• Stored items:
•••
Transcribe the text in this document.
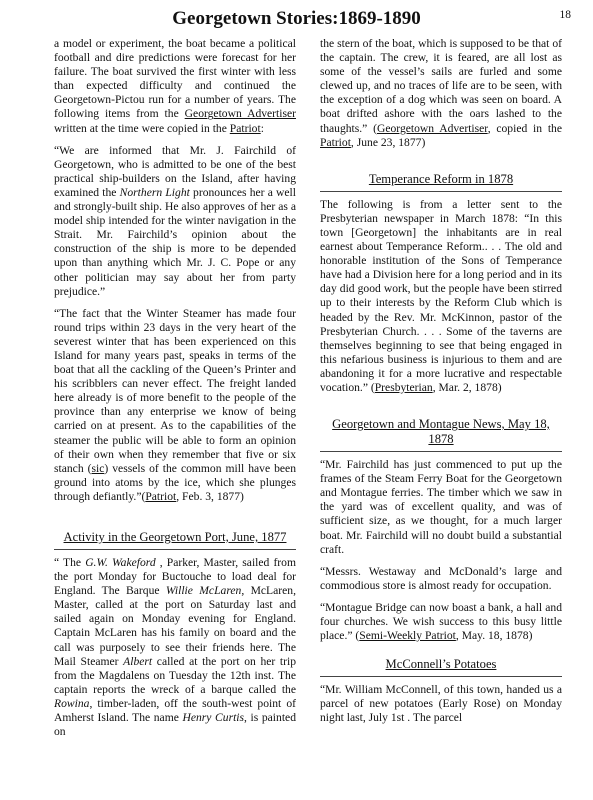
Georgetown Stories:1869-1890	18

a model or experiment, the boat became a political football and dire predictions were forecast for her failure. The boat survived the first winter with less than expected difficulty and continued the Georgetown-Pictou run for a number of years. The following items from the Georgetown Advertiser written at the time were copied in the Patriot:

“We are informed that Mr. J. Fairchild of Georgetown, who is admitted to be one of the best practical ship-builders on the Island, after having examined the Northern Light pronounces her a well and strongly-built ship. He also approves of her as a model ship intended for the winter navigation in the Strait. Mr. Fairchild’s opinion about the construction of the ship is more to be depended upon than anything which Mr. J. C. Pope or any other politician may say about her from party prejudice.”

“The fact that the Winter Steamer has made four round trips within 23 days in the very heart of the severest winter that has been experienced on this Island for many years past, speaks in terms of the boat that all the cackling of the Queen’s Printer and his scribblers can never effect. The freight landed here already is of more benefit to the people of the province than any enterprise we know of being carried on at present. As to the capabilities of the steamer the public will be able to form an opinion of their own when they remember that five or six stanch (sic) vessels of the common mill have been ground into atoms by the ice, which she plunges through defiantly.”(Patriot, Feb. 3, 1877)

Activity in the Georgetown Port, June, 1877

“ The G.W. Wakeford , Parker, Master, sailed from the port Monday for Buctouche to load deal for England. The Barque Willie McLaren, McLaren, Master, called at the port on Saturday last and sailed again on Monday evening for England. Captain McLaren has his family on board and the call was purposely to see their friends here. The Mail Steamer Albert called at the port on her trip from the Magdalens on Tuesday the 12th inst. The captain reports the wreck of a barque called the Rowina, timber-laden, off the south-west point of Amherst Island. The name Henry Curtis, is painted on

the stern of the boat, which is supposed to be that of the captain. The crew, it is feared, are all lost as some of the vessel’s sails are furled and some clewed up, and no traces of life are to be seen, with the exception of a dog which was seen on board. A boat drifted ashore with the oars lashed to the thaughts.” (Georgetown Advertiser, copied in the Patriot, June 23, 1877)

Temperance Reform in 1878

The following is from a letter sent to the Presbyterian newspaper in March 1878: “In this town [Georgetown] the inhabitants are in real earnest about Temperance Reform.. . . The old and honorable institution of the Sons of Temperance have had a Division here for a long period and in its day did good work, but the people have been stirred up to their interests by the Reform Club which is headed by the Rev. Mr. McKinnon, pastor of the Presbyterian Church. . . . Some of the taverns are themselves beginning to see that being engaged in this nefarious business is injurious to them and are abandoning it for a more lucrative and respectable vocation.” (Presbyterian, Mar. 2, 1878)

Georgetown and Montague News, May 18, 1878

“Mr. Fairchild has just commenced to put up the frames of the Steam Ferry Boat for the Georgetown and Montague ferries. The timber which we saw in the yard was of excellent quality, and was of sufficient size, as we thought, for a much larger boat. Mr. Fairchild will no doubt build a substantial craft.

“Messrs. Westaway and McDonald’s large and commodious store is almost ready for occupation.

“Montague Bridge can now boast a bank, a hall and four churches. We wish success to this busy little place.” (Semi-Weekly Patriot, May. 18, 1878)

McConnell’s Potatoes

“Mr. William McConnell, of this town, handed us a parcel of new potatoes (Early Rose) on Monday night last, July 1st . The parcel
•••
Using the material above, set down every line exactly, but skip the pictures.

Transcribe the text in this document.
Georgetown Stories:1869-1890	18

a model or experiment, the boat became a political football and dire predictions were forecast for her failure. The boat survived the first winter with less than expected difficulty and continued the Georgetown-Pictou run for a number of years. The following items from the Georgetown Advertiser written at the time were copied in the Patriot:

“We are informed that Mr. J. Fairchild of Georgetown, who is admitted to be one of the best practical ship-builders on the Island, after having examined the Northern Light pronounces her a well and strongly-built ship. He also approves of her as a model ship intended for the winter navigation in the Strait. Mr. Fairchild’s opinion about the construction of the ship is more to be depended upon than anything which Mr. J. C. Pope or any other politician may say about her from party prejudice.”

“The fact that the Winter Steamer has made four round trips within 23 days in the very heart of the severest winter that has been experienced on this Island for many years past, speaks in terms of the boat that all the cackling of the Queen’s Printer and his scribblers can never effect. The freight landed here already is of more benefit to the people of the province than any enterprise we know of being carried on at present. As to the capabilities of the steamer the public will be able to form an opinion of their own when they remember that five or six stanch (sic) vessels of the common mill have been ground into atoms by the ice, which she plunges through defiantly.”(Patriot, Feb. 3, 1877)

Activity in the Georgetown Port, June, 1877

“ The G.W. Wakeford , Parker, Master, sailed from the port Monday for Buctouche to load deal for England. The Barque Willie McLaren, McLaren, Master, called at the port on Saturday last and sailed again on Monday evening for England. Captain McLaren has his family on board and the call was purposely to see their friends here. The Mail Steamer Albert called at the port on her trip from the Magdalens on Tuesday the 12th inst. The captain reports the wreck of a barque called the Rowina, timber-laden, off the south-west point of Amherst Island. The name Henry Curtis, is painted on

the stern of the boat, which is supposed to be that of the captain. The crew, it is feared, are all lost as some of the vessel’s sails are furled and some clewed up, and no traces of life are to be seen, with the exception of a dog which was seen on board. A boat drifted ashore with the oars lashed to the thaughts.” (Georgetown Advertiser, copied in the Patriot, June 23, 1877)

Temperance Reform in 1878

The following is from a letter sent to the Presbyterian newspaper in March 1878: “In this town [Georgetown] the inhabitants are in real earnest about Temperance Reform.. . . The old and honorable institution of the Sons of Temperance have had a Division here for a long period and in its day did good work, but the people have been stirred up to their interests by the Reform Club which is headed by the Rev. Mr. McKinnon, pastor of the Presbyterian Church. . . . Some of the taverns are themselves beginning to see that being engaged in this nefarious business is injurious to them and are abandoning it for a more lucrative and respectable vocation.” (Presbyterian, Mar. 2, 1878)

Georgetown and Montague News, May 18, 1878

“Mr. Fairchild has just commenced to put up the frames of the Steam Ferry Boat for the Georgetown and Montague ferries. The timber which we saw in the yard was of excellent quality, and was of sufficient size, as we thought, for a much larger boat. Mr. Fairchild will no doubt build a substantial craft.

“Messrs. Westaway and McDonald’s large and commodious store is almost ready for occupation.

“Montague Bridge can now boast a bank, a hall and four churches. We wish success to this busy little place.” (Semi-Weekly Patriot, May. 18, 1878)

McConnell’s Potatoes

“Mr. William McConnell, of this town, handed us a parcel of new potatoes (Early Rose) on Monday night last, July 1st . The parcel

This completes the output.